§ Exercise:
The answer is a single number: how many lines hold the string "семьи".

## Begin Rows

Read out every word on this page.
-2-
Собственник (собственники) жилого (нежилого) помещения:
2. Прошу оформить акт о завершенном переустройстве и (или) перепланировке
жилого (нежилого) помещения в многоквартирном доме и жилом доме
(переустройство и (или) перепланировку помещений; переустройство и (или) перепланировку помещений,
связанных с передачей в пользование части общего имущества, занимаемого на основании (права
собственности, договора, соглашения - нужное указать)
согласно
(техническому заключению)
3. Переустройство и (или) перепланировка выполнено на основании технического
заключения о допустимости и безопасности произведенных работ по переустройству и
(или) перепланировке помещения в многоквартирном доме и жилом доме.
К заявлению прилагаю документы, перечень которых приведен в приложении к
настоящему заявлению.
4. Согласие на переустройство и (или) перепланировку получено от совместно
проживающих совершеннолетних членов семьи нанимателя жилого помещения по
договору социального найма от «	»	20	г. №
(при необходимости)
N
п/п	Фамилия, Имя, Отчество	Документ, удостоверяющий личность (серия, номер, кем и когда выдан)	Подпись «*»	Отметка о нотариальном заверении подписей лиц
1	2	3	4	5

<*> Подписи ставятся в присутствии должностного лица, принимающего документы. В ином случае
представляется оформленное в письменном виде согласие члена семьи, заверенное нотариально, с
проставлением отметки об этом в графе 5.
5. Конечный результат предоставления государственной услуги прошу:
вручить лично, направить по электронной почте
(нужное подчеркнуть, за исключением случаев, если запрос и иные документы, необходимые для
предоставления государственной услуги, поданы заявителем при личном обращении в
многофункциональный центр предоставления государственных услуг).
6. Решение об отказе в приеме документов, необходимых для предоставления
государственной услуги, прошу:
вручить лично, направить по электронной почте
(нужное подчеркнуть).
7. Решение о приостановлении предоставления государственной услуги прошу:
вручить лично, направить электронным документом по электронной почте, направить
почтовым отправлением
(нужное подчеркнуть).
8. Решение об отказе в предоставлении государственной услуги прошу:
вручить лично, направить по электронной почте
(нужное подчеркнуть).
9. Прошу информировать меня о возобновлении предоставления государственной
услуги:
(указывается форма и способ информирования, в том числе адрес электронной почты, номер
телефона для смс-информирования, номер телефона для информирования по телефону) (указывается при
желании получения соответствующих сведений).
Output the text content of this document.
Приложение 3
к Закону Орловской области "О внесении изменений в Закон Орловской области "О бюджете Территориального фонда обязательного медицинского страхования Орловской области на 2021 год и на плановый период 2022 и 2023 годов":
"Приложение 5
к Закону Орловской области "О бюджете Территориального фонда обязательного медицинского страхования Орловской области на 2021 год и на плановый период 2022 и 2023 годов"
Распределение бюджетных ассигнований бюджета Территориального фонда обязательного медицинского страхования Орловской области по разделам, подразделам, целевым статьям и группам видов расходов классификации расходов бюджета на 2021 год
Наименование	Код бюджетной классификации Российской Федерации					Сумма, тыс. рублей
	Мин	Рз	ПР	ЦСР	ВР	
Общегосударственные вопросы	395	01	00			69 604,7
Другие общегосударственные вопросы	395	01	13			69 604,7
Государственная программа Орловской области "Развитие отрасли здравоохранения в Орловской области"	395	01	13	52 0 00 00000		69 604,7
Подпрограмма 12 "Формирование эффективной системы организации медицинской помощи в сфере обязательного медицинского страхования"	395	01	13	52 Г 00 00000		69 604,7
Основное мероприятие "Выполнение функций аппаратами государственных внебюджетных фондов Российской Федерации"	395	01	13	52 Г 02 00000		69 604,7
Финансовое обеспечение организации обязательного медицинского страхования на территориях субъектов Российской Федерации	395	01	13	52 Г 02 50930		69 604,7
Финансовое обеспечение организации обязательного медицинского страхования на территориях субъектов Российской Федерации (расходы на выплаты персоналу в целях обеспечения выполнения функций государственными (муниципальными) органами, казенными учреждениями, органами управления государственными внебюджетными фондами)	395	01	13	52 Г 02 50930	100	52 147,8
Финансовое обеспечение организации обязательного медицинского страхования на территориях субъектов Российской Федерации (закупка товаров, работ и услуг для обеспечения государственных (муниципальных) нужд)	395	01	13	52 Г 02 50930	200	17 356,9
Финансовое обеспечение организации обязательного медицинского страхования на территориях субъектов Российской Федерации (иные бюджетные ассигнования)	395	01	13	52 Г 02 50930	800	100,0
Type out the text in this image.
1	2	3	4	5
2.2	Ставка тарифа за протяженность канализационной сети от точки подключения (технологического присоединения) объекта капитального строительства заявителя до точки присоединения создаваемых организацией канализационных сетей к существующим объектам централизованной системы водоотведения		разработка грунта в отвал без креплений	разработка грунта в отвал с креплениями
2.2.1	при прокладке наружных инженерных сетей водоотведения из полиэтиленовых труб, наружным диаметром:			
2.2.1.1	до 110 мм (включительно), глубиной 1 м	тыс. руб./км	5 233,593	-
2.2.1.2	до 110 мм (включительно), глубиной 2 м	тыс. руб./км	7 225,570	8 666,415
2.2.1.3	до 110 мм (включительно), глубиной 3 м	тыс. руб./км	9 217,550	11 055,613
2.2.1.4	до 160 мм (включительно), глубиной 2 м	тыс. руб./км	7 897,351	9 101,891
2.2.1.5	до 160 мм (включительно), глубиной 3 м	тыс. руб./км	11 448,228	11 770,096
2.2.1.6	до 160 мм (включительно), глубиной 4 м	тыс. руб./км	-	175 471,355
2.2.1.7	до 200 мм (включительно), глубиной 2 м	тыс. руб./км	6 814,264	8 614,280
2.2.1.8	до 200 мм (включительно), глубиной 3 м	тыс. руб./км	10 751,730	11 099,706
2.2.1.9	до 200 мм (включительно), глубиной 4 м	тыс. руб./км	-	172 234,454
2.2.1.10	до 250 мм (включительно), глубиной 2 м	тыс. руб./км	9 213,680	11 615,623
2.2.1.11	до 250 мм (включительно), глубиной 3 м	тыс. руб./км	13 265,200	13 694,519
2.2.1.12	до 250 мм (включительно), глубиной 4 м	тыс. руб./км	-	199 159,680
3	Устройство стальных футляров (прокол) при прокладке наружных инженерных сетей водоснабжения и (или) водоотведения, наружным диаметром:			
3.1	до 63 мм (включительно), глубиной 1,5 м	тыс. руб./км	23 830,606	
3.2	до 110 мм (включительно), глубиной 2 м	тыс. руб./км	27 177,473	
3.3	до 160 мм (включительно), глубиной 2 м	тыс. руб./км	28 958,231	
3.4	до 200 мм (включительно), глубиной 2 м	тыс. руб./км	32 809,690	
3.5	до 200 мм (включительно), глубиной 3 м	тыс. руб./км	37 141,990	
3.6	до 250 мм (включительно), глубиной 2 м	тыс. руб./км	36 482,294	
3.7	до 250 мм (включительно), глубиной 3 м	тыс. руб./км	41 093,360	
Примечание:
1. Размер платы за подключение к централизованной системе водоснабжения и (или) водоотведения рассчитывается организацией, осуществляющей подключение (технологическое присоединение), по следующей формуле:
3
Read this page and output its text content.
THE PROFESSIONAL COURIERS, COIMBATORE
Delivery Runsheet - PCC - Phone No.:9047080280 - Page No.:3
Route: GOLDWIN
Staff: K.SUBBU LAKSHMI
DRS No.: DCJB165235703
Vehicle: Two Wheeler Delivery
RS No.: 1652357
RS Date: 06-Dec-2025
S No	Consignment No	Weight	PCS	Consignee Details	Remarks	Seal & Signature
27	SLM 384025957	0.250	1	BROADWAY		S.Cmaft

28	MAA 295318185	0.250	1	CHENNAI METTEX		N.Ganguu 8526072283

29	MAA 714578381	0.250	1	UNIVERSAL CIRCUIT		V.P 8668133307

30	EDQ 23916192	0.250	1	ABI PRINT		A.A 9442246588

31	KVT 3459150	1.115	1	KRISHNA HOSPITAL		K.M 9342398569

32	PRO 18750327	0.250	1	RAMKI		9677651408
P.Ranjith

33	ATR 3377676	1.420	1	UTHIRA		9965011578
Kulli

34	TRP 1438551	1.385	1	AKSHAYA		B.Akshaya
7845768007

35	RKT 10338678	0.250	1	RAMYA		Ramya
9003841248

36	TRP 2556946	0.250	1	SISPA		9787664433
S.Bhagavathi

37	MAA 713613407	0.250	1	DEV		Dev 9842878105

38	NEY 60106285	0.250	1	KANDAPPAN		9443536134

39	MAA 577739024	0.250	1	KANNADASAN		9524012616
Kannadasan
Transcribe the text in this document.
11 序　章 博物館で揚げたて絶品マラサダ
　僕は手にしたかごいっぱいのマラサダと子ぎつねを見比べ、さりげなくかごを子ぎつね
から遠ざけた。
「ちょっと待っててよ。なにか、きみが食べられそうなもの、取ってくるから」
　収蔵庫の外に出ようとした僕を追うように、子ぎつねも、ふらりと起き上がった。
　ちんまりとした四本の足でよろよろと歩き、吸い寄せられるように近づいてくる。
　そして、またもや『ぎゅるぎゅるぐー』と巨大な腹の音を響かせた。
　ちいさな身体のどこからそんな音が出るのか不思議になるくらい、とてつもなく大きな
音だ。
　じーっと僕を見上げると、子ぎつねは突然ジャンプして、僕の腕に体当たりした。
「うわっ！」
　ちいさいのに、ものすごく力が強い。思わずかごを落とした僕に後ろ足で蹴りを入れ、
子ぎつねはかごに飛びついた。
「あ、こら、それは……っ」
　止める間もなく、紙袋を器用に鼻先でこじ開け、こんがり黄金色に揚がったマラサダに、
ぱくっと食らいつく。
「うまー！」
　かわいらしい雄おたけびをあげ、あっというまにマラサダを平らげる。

## End Rows

§ Solution for this task:
2